Extracts from a graphics dataset:
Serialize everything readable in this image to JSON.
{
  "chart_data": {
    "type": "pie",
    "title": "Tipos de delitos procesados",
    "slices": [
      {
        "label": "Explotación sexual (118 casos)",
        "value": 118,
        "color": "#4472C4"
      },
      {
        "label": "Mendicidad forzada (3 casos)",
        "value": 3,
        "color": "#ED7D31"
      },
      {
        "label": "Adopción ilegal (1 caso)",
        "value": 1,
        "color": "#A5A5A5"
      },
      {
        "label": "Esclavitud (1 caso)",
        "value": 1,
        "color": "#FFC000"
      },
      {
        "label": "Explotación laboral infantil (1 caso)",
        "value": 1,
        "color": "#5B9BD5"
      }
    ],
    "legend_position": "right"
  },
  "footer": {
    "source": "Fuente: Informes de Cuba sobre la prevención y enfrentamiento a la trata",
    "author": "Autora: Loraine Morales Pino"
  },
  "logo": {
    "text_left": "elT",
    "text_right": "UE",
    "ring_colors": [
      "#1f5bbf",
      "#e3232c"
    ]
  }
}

Exercise requirements:
Extract the listing in its entirety, matching it exactly.

Exercise result:
Serialize everything readable in this image to JSON.
{
  "chart_data": {
    "type": "pie",
    "title": "Tipos de delitos procesados",
    "slices": [
      {
        "label": "Explotación sexual (118 casos)",
        "value": 118,
        "color": "#4472C4"
      },
      {
        "label": "Mendicidad forzada (3 casos)",
        "value": 3,
        "color": "#ED7D31"
      },
      {
        "label": "Adopción ilegal (1 caso)",
        "value": 1,
        "color": "#A5A5A5"
      },
      {
        "label": "Esclavitud (1 caso)",
        "value": 1,
        "color": "#FFC000"
      },
      {
        "label": "Explotación laboral infantil (1 caso)",
        "value": 1,
        "color": "#5B9BD5"
      }
    ],
    "legend_position": "right"
  },
  "footer": {
    "source": "Fuente: Informes de Cuba sobre la prevención y enfrentamiento a la trata",
    "author": "Autora: Loraine Morales Pino"
  },
  "logo": {
    "text_left": "elT",
    "text_right": "UE",
    "ring_colors": [
      "#1f5bbf",
      "#e3232c"
    ]
  }
}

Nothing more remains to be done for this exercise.